__What is being asked__. Give these records as a numbered list, leaving out the blank lines.

────

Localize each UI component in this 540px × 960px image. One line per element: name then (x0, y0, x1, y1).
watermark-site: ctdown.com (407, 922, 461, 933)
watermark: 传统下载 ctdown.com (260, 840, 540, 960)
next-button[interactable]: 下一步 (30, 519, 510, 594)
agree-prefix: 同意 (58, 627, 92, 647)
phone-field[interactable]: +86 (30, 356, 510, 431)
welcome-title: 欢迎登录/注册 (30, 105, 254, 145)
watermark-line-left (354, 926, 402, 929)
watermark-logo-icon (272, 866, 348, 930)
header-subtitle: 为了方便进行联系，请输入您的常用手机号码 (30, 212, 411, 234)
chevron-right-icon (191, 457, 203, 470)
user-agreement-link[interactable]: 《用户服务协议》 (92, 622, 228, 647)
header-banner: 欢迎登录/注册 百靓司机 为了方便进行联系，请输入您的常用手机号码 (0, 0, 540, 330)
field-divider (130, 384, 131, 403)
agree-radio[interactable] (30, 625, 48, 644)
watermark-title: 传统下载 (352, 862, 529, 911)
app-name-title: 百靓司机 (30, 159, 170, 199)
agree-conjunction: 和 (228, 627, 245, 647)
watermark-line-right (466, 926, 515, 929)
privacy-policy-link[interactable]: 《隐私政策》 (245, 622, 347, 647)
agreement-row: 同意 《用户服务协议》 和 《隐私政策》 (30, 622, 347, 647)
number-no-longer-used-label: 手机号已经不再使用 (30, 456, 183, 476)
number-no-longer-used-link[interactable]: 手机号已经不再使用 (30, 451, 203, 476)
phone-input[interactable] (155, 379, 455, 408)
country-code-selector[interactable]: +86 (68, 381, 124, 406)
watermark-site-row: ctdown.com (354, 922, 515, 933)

────

__Result__.
1. Localize each UI component in this 540px × 960px image. One line per element: name then (x0, y0, x1, y1).
2. watermark-site: ctdown.com (407, 922, 461, 933)
3. watermark: 传统下载 ctdown.com (260, 840, 540, 960)
4. next-button[interactable]: 下一步 (30, 519, 510, 594)
5. agree-prefix: 同意 (58, 627, 92, 647)
6. phone-field[interactable]: +86 (30, 356, 510, 431)
7. welcome-title: 欢迎登录/注册 (30, 105, 254, 145)
8. watermark-line-left (354, 926, 402, 929)
9. watermark-logo-icon (272, 866, 348, 930)
10. header-subtitle: 为了方便进行联系，请输入您的常用手机号码 (30, 212, 411, 234)
11. chevron-right-icon (191, 457, 203, 470)
12. user-agreement-link[interactable]: 《用户服务协议》 (92, 622, 228, 647)
13. header-banner: 欢迎登录/注册 百靓司机 为了方便进行联系，请输入您的常用手机号码 (0, 0, 540, 330)
14. field-divider (130, 384, 131, 403)
15. agree-radio[interactable] (30, 625, 48, 644)
16. watermark-title: 传统下载 (352, 862, 529, 911)
17. app-name-title: 百靓司机 (30, 159, 170, 199)
18. agree-conjunction: 和 (228, 627, 245, 647)
19. watermark-line-right (466, 926, 515, 929)
20. privacy-policy-link[interactable]: 《隐私政策》 (245, 622, 347, 647)
21. agreement-row: 同意 《用户服务协议》 和 《隐私政策》 (30, 622, 347, 647)
22. number-no-longer-used-label: 手机号已经不再使用 (30, 456, 183, 476)
23. number-no-longer-used-link[interactable]: 手机号已经不再使用 (30, 451, 203, 476)
24. phone-input[interactable] (155, 379, 455, 408)
25. country-code-selector[interactable]: +86 (68, 381, 124, 406)
26. watermark-site-row: ctdown.com (354, 922, 515, 933)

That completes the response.